Records for the task —
------------
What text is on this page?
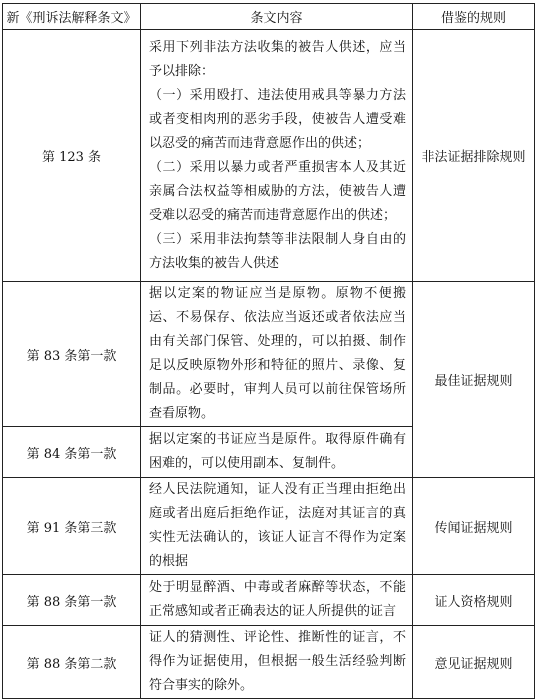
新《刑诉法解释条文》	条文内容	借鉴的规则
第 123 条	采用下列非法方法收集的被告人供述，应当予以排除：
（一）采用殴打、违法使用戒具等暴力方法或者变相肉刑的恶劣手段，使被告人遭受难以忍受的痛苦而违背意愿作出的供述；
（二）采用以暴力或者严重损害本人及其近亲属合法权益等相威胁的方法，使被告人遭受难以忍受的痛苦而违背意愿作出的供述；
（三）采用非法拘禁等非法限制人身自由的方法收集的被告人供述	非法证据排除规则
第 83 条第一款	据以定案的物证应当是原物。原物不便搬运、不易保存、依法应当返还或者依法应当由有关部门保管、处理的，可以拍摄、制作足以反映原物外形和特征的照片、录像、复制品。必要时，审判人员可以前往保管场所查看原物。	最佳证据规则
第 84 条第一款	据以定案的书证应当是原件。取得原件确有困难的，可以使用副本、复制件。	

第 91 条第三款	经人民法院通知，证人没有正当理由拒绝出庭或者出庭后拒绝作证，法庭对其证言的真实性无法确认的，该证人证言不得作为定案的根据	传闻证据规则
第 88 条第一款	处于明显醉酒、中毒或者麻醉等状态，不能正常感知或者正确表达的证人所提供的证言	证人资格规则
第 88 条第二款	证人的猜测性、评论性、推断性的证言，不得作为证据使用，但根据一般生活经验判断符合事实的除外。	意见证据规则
------------
What the exercise asks —
Return each line that includes "条第一款".

Finished task —
第 83 条第一款	据以定案的物证应当是原物。原物不便搬运、不易保存、依法应当返还或者依法应当由有关部门保管、处理的，可以拍摄、制作足以反映原物外形和特征的照片、录像、复制品。必要时，审判人员可以前往保管场所查看原物。	最佳证据规则
第 84 条第一款	据以定案的书证应当是原件。取得原件确有困难的，可以使用副本、复制件。	
第 88 条第一款	处于明显醉酒、中毒或者麻醉等状态，不能正常感知或者正确表达的证人所提供的证言	证人资格规则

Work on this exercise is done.